:: STATED EXERCISE ::
Extract every line from the records below that contains the word "Index".

:: DATASET ::
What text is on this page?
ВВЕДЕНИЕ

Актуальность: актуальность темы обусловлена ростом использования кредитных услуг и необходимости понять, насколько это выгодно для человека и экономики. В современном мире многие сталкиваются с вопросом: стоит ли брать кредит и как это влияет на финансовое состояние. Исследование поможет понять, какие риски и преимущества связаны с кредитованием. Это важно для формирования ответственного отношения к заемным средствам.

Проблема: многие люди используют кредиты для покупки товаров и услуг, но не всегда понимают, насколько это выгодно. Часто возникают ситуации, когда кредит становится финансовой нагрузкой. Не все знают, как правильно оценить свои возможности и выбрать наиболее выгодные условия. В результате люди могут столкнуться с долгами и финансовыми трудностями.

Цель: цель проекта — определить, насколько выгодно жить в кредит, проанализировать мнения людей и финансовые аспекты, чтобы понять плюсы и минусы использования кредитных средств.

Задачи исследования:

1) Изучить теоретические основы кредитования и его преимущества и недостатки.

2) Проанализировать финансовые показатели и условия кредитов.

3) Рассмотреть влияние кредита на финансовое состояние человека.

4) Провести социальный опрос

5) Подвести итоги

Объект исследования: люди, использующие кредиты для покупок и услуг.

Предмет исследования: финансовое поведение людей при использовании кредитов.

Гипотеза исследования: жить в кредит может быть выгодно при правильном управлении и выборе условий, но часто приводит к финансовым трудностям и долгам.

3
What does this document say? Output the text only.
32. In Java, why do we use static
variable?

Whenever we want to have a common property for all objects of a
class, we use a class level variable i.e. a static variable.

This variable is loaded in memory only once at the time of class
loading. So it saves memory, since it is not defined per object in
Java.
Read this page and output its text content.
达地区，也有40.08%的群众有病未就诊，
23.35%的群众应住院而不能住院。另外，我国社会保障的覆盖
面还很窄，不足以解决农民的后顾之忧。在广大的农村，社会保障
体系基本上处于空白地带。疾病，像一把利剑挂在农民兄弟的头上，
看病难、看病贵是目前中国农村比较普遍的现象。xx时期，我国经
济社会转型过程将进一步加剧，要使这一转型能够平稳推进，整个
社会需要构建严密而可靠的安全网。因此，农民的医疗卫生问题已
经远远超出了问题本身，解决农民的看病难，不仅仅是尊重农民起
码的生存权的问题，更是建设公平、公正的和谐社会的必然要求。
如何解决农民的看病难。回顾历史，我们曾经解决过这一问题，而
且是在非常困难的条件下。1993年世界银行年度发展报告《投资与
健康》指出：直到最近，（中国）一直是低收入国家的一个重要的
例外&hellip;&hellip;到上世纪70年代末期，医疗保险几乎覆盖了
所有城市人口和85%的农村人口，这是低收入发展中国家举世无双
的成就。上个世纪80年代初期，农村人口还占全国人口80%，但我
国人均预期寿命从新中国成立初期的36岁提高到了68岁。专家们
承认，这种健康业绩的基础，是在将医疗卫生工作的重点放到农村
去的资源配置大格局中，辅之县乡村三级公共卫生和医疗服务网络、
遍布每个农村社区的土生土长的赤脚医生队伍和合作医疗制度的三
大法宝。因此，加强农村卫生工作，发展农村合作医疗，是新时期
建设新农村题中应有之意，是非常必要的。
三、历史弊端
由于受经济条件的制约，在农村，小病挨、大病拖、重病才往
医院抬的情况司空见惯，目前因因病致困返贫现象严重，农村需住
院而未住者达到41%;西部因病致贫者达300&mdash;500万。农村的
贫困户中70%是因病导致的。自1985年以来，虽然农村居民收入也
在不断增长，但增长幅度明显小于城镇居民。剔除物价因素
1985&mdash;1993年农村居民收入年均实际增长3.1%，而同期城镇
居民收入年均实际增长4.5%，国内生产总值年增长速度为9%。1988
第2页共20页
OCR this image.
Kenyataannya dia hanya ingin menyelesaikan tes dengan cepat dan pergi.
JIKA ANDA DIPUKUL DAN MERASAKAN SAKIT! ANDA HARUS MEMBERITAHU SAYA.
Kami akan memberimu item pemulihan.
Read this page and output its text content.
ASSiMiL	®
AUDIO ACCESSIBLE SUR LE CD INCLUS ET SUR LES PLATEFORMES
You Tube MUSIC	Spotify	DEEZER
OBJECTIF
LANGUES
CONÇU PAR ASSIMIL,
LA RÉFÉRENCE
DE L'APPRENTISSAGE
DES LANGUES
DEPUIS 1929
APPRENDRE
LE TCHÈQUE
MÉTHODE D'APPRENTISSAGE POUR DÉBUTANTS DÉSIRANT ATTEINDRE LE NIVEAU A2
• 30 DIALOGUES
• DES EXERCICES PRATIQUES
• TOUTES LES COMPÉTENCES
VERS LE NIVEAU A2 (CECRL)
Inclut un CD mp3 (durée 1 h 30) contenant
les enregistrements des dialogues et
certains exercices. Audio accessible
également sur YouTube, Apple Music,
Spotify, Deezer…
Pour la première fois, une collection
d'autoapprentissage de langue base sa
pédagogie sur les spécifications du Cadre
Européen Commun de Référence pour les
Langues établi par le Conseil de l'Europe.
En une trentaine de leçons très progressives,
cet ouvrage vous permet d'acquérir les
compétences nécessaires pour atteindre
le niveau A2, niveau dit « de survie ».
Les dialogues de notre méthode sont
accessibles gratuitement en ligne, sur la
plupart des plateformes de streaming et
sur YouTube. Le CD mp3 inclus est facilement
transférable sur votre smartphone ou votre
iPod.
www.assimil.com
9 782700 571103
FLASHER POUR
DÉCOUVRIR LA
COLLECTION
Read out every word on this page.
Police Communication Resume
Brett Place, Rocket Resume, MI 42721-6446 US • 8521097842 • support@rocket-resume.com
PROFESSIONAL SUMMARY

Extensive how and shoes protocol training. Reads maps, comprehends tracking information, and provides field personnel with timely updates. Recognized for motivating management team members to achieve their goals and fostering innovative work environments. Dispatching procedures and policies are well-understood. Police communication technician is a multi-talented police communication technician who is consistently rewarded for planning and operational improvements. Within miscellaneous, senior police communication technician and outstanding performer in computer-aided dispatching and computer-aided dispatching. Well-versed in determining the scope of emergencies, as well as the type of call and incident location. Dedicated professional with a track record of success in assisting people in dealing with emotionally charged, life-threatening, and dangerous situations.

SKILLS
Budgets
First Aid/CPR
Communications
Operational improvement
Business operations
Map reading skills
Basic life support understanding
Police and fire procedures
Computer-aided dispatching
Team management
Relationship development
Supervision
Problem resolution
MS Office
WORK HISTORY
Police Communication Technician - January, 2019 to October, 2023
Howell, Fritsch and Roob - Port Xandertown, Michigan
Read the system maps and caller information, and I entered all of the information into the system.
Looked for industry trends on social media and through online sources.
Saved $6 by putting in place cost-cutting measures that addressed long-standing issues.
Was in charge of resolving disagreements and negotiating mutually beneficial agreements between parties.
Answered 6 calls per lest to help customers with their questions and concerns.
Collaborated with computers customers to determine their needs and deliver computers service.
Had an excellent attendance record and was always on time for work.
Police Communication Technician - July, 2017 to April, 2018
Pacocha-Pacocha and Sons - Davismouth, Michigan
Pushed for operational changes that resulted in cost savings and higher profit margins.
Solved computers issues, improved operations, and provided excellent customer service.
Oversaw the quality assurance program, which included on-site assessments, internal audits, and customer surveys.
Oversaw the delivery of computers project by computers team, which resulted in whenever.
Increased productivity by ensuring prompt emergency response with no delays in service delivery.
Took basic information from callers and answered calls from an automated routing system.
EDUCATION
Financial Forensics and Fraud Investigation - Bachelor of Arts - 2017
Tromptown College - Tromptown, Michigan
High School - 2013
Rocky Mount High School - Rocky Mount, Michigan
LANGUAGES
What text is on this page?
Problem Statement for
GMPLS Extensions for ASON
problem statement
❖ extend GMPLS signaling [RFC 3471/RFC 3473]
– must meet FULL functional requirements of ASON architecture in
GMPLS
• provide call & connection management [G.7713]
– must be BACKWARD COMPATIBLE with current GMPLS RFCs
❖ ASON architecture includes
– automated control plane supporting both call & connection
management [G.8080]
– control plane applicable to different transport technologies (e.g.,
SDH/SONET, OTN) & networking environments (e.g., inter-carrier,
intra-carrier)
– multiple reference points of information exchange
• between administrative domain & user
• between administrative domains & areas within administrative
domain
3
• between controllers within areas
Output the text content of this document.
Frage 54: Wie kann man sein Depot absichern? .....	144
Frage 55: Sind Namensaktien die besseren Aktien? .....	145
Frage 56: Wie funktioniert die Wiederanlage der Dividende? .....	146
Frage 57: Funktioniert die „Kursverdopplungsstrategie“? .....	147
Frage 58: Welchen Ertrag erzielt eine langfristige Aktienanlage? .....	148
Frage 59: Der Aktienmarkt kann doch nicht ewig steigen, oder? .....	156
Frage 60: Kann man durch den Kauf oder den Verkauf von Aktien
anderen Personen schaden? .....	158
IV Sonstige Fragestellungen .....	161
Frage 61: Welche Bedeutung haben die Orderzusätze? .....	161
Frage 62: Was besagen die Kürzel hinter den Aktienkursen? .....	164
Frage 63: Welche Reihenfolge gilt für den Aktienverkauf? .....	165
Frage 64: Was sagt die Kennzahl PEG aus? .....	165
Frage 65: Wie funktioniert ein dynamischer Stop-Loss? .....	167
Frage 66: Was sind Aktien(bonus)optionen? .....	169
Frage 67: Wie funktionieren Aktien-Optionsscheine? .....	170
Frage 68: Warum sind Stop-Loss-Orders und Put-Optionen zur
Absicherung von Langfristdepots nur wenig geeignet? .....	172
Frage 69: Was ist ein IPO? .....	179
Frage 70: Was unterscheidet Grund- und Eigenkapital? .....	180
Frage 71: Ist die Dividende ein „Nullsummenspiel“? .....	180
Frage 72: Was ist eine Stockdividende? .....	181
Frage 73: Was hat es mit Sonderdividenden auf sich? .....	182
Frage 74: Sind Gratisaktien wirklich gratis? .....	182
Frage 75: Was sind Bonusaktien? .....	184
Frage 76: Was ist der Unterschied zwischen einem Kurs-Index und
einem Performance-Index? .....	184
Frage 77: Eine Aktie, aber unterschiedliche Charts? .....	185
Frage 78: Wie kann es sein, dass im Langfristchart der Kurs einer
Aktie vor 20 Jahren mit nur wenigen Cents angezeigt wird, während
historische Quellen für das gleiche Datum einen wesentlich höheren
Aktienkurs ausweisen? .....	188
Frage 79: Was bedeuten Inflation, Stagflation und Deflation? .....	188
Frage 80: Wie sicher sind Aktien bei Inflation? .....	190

:: COMPLETED TASK ::
Frage 76: Was ist der Unterschied zwischen einem Kurs-Index und
einem Performance-Index? .....	184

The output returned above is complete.